**** PROVIDED PASSAGE
The deliberate attacks on civilians and civilian property during the offensive between April and June 2015 amount to war crimes, and the killings and rapes may also constitute crimes against humanity,  said the rights body.

The report reveals shocking allegations of atrocities committed by government forces in the ongoing 19-month-old war, documenting “deliberate attacks on civilians” that it said constitute war crimes.

They were running with the tanks after the people, and then after they hit them they would roll back over them, to confirm that they were dead,” one woman told HRW.

Human Rights Watch says it documented ‘shocking accounts of about 60 unlawful killings of civilian women, men, and children, including the elderly’. Some were hanged and others shot, and others were burned alive.

“Government-aligned forces carried out gruesome killings and widespread rapes and burned countless homes as they swept across large parts of Unity State,” said Daniel Bekele, Africa director at Human Rights Watch. “The devastating offensive in Unity State is the latest in a conflict characterized by shocking disregard for civilian life.”

Terrified civilians

Killings took place in towns and villages but fighters from the Bul Nuer ethnic group operating alongside government forces also shot at terrified civilians as they chased them into forests and swamps, the report says. “They were hunting people and cows,” said one woman, who, like numerous others, described spending days hiding amid reeds or long grass.
********
**** DATASET
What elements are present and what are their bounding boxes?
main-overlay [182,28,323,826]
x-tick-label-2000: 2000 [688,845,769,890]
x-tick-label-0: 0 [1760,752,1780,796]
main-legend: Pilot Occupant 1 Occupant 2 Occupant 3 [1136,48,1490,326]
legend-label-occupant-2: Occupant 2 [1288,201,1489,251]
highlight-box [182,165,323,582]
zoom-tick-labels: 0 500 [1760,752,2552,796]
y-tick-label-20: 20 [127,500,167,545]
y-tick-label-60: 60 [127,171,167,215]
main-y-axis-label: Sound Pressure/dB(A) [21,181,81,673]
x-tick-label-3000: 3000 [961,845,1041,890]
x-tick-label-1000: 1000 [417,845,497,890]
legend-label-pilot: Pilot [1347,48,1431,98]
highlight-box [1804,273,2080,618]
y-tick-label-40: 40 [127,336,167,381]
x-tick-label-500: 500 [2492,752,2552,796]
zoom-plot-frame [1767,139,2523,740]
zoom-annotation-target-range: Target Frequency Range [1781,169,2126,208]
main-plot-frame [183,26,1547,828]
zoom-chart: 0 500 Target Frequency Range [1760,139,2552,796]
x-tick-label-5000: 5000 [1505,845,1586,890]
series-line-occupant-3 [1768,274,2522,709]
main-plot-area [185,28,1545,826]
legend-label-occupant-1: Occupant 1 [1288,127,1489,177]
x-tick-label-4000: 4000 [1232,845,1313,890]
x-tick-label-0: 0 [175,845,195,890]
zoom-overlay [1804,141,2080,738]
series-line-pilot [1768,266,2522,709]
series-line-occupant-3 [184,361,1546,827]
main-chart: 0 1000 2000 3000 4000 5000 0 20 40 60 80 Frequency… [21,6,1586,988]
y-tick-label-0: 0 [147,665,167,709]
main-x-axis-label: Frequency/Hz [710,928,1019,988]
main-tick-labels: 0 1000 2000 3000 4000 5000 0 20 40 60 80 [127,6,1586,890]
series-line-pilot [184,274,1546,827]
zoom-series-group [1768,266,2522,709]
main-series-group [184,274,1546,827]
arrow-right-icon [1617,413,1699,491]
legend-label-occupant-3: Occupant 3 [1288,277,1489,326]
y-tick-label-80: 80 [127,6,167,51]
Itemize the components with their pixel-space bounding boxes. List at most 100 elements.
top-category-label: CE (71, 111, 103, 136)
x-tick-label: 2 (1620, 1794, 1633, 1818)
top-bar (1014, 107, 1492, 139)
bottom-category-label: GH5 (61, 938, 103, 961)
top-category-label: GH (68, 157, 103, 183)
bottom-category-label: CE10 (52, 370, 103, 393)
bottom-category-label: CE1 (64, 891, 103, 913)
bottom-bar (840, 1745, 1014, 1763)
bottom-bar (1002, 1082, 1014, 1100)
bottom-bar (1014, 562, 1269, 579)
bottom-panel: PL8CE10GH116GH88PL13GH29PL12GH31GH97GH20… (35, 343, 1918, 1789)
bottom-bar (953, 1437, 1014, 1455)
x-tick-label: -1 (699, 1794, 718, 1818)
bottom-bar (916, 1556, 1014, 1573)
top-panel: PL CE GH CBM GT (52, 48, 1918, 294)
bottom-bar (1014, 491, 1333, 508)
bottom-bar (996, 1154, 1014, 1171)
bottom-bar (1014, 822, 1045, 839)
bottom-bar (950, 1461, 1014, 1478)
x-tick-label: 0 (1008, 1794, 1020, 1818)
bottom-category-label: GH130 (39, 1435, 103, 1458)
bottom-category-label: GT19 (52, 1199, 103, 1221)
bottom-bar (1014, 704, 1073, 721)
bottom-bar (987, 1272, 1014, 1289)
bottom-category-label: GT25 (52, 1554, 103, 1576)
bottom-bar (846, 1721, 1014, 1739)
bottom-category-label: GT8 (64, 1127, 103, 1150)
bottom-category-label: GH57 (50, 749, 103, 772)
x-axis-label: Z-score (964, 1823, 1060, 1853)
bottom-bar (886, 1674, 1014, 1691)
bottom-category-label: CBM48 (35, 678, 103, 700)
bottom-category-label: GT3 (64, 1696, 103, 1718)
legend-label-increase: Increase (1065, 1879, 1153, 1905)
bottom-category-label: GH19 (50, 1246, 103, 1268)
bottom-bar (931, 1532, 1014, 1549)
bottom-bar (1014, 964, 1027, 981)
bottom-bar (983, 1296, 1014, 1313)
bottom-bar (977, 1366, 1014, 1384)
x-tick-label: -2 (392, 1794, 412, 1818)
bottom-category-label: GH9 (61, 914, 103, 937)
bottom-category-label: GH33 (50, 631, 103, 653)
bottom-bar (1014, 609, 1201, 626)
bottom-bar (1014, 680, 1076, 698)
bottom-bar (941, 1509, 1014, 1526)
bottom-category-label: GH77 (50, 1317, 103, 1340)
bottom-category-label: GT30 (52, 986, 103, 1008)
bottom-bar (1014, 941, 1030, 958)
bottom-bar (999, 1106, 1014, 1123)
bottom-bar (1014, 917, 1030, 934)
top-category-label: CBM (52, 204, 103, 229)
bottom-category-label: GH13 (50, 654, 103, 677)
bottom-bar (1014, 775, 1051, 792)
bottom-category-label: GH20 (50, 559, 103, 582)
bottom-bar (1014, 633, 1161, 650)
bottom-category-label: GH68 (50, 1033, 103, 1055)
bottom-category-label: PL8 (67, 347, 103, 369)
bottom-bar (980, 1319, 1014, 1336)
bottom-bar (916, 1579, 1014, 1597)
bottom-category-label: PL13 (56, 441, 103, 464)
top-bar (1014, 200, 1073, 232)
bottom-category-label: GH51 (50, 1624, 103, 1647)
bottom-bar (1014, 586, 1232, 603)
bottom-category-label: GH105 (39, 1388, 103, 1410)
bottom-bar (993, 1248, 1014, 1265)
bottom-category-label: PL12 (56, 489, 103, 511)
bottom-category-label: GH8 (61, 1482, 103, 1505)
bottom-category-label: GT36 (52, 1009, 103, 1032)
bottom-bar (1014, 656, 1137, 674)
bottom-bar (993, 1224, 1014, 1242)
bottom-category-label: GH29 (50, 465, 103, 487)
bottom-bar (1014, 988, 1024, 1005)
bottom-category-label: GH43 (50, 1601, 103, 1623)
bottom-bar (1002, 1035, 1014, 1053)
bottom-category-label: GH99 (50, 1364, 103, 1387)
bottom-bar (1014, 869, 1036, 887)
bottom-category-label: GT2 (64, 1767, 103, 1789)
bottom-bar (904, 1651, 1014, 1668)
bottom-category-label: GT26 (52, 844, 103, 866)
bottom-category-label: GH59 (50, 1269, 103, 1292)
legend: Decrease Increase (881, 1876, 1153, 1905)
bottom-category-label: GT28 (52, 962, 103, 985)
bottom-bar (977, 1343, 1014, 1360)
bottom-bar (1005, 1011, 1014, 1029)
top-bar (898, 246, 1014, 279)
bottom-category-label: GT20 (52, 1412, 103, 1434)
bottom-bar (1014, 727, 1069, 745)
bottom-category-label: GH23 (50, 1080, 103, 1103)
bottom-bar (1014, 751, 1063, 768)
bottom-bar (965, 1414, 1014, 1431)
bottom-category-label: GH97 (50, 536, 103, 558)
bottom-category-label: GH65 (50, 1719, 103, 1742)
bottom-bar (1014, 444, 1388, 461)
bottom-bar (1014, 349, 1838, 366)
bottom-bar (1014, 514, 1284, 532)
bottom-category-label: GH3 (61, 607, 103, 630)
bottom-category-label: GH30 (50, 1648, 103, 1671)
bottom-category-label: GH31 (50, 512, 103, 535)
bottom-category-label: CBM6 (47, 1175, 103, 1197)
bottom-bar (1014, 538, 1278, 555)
********
▶ [TO DO]
• 1. According to the article about the Unity State offensive, what position does Daniel Bekele hold?
• 2. Extend the article about the Unity State offensive, picking up after its last sentence.
The listing comes from a different source than the article about the Unity State offensive.

▶ [ANSWERS TO THE TASKS]
• 1. He is Africa director at Human Rights Watch.

• 2.
Human Rights Watch spoke to people from more than 25 villages or settlements who said government forces and aligned militia had deliberately burned their villages to the ground, in whole or in part. The soldiers and militia also deliberately destroyed food stores and seeds intended for cultivation.

South Sudan’s conflict began in December 2013, triggered by a gun battle between forces loyal to President Salva Kiir and those loyal to the former Vice President Riek Machar. The conflict has been dominated by war crimes, including widespread killings of civilians because of their ethnicity or perceived allegiances. Two million people have fled their homes.

No medical help

Only one woman that Human Rights Watch interviewed had received any medical or other services for sexual violence.

“Women and girls are bearing the brunt of this brutal offensive as fighters target them for rape, abduction, beatings, and forced labor,” Bekele said. “Brutal attacks on fleeing civilians combined with widespread burning of villages, food, and other items that people need to survive suggests that the government’s aim was to forcibly displace people from their homes.”